TASK DESCRIPTION:
Collect all lines containing the word "value" from the data.

EXERCISE MATERIALS:
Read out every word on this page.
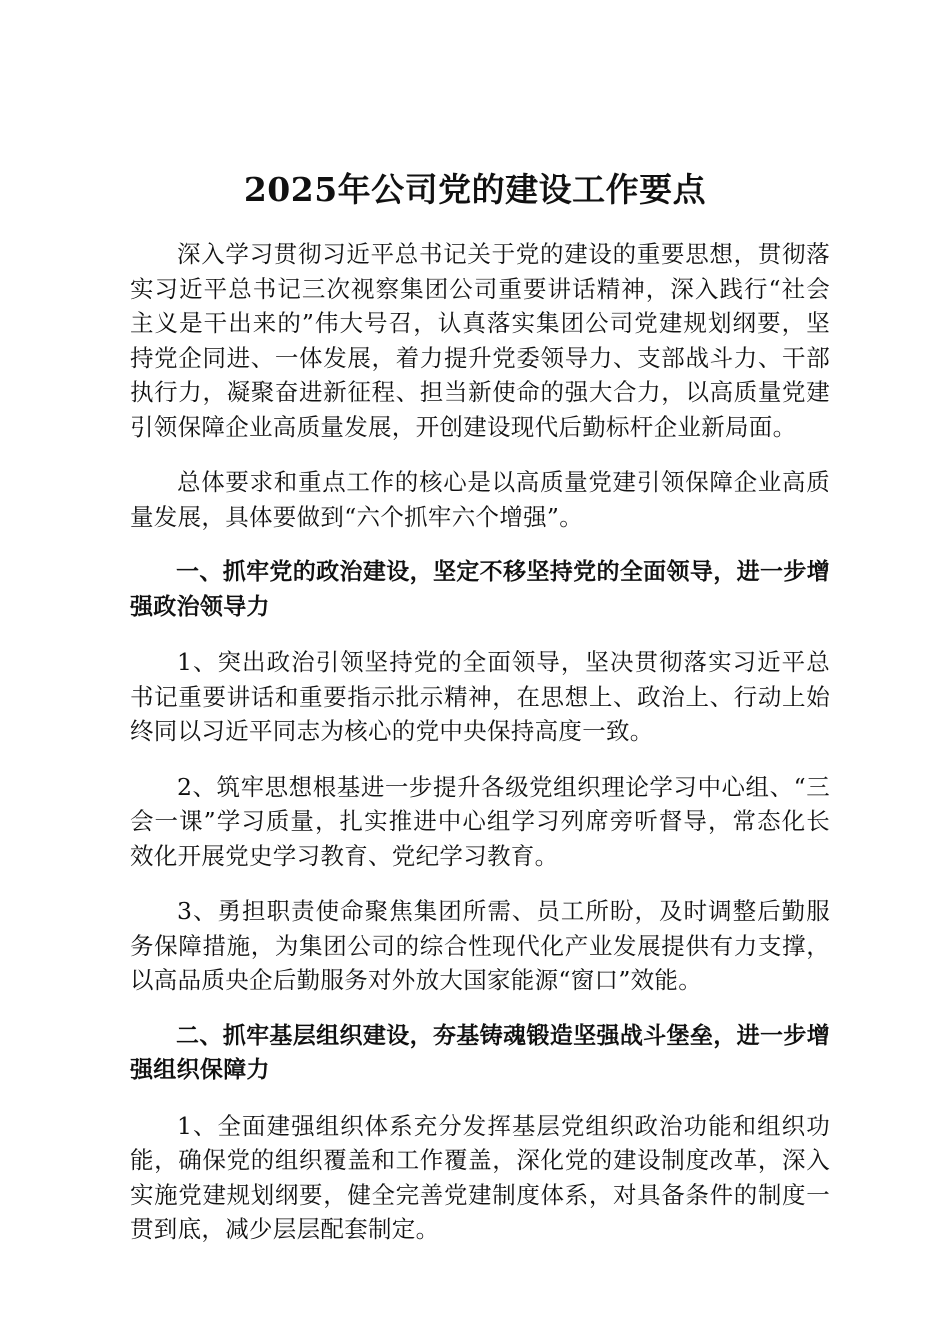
2025年公司党的建设工作要点

深入学习贯彻习近平总书记关于党的建设的重要思想，贯彻落实习近平总书记三次视察集团公司重要讲话精神，深入践行“社会主义是干出来的”伟大号召，认真落实集团公司党建规划纲要，坚持党企同进、一体发展，着力提升党委领导力、支部战斗力、干部执行力，凝聚奋进新征程、担当新使命的强大合力，以高质量党建引领保障企业高质量发展，开创建设现代后勤标杆企业新局面。

总体要求和重点工作的核心是以高质量党建引领保障企业高质量发展，具体要做到“六个抓牢六个增强”。

一、抓牢党的政治建设，坚定不移坚持党的全面领导，进一步增强政治领导力

1、突出政治引领坚持党的全面领导，坚决贯彻落实习近平总书记重要讲话和重要指示批示精神，在思想上、政治上、行动上始终同以习近平同志为核心的党中央保持高度一致。

2、筑牢思想根基进一步提升各级党组织理论学习中心组、“三会一课”学习质量，扎实推进中心组学习列席旁听督导，常态化长效化开展党史学习教育、党纪学习教育。

3、勇担职责使命聚焦集团所需、员工所盼，及时调整后勤服务保障措施，为集团公司的综合性现代化产业发展提供有力支撑，以高品质央企后勤服务对外放大国家能源“窗口”效能。

二、抓牢基层组织建设，夯基铸魂锻造坚强战斗堡垒，进一步增强组织保障力

1、全面建强组织体系充分发挥基层党组织政治功能和组织功能，确保党的组织覆盖和工作覆盖，深化党的建设制度改革，深入实施党建规划纲要，健全完善党建制度体系，对具备条件的制度一贯到底，减少层层配套制定。
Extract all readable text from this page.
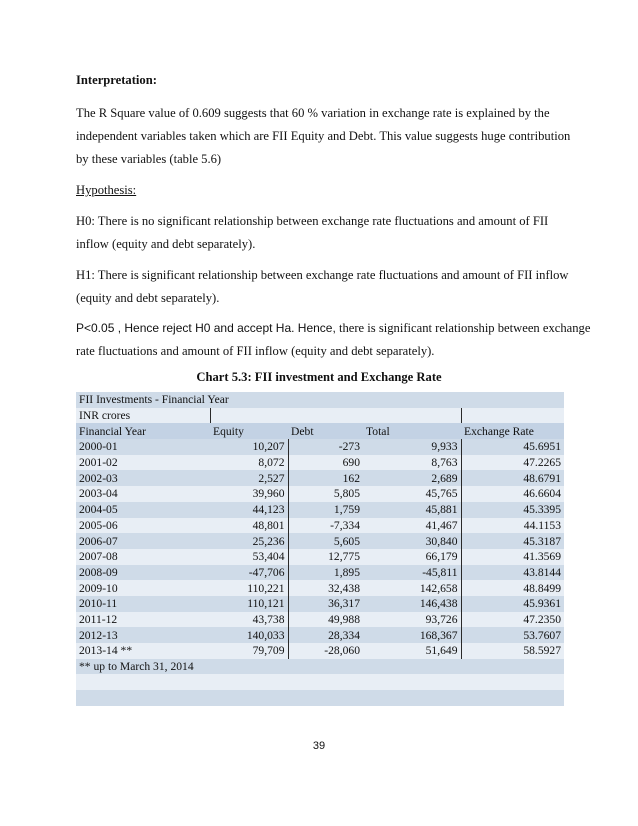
Interpretation:
The R Square value of 0.609 suggests that 60 % variation in exchange rate is explained by the
independent variables taken which are FII Equity and Debt. This value suggests huge contribution
by these variables (table 5.6)
Hypothesis:
H0: There is no significant relationship between exchange rate fluctuations and amount of FII
inflow (equity and debt separately).
H1: There is significant relationship between exchange rate fluctuations and amount of FII inflow
(equity and debt separately).
P<0.05 , Hence reject H0 and accept Ha. Hence, there is significant relationship between exchange
rate fluctuations and amount of FII inflow (equity and debt separately).
Chart 5.3: FII investment and Exchange Rate
FII Investments - Financial Year				
INR crores				
Financial Year	Equity	Debt	Total	Exchange Rate
2000-01	10,207	-273	9,933	45.6951
2001-02	8,072	690	8,763	47.2265
2002-03	2,527	162	2,689	48.6791
2003-04	39,960	5,805	45,765	46.6604
2004-05	44,123	1,759	45,881	45.3395
2005-06	48,801	-7,334	41,467	44.1153
2006-07	25,236	5,605	30,840	45.3187
2007-08	53,404	12,775	66,179	41.3569
2008-09	-47,706	1,895	-45,811	43.8144
2009-10	110,221	32,438	142,658	48.8499
2010-11	110,121	36,317	146,438	45.9361
2011-12	43,738	49,988	93,726	47.2350
2012-13	140,033	28,334	168,367	53.7607
2013-14 **	79,709	-28,060	51,649	58.5927
** up to March 31, 2014				

39
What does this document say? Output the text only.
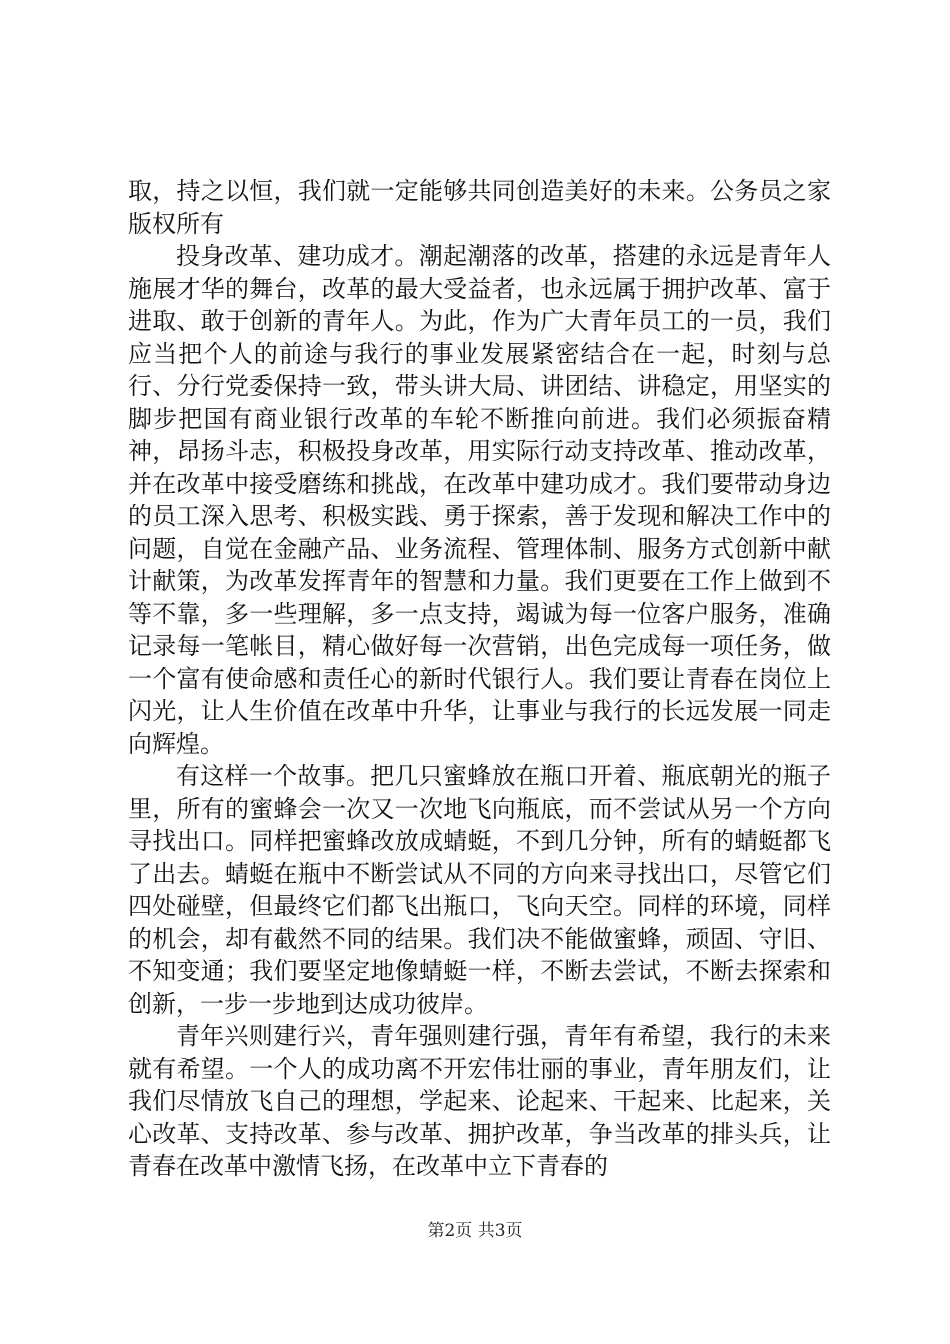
取，持之以恒，我们就一定能够共同创造美好的未来。公务员之家版权所有

投身改革、建功成才。潮起潮落的改革，搭建的永远是青年人施展才华的舞台，改革的最大受益者，也永远属于拥护改革、富于进取、敢于创新的青年人。为此，作为广大青年员工的一员，我们应当把个人的前途与我行的事业发展紧密结合在一起，时刻与总行、分行党委保持一致，带头讲大局、讲团结、讲稳定，用坚实的脚步把国有商业银行改革的车轮不断推向前进。我们必须振奋精神，昂扬斗志，积极投身改革，用实际行动支持改革、推动改革，并在改革中接受磨练和挑战，在改革中建功成才。我们要带动身边的员工深入思考、积极实践、勇于探索，善于发现和解决工作中的问题，自觉在金融产品、业务流程、管理体制、服务方式创新中献计献策，为改革发挥青年的智慧和力量。我们更要在工作上做到不等不靠，多一些理解，多一点支持，竭诚为每一位客户服务，准确记录每一笔帐目，精心做好每一次营销，出色完成每一项任务，做一个富有使命感和责任心的新时代银行人。我们要让青春在岗位上闪光，让人生价值在改革中升华，让事业与我行的长远发展一同走向辉煌。

有这样一个故事。把几只蜜蜂放在瓶口开着、瓶底朝光的瓶子里，所有的蜜蜂会一次又一次地飞向瓶底，而不尝试从另一个方向寻找出口。同样把蜜蜂改放成蜻蜓，不到几分钟，所有的蜻蜓都飞了出去。蜻蜓在瓶中不断尝试从不同的方向来寻找出口，尽管它们四处碰壁，但最终它们都飞出瓶口，飞向天空。同样的环境，同样的机会，却有截然不同的结果。我们决不能做蜜蜂，顽固、守旧、不知变通；我们要坚定地像蜻蜓一样，不断去尝试，不断去探索和创新，一步一步地到达成功彼岸。

青年兴则建行兴，青年强则建行强，青年有希望，我行的未来就有希望。一个人的成功离不开宏伟壮丽的事业，青年朋友们，让我们尽情放飞自己的理想，学起来、论起来、干起来、比起来，关心改革、支持改革、参与改革、拥护改革，争当改革的排头兵，让青春在改革中激情飞扬，在改革中立下青春的

第2页 共3页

RESPONSE TO THIS EXERCISE:
The R Square value of 0.609 suggests that 60 % variation in exchange rate is explained by the
independent variables taken which are FII Equity and Debt. This value suggests huge contribution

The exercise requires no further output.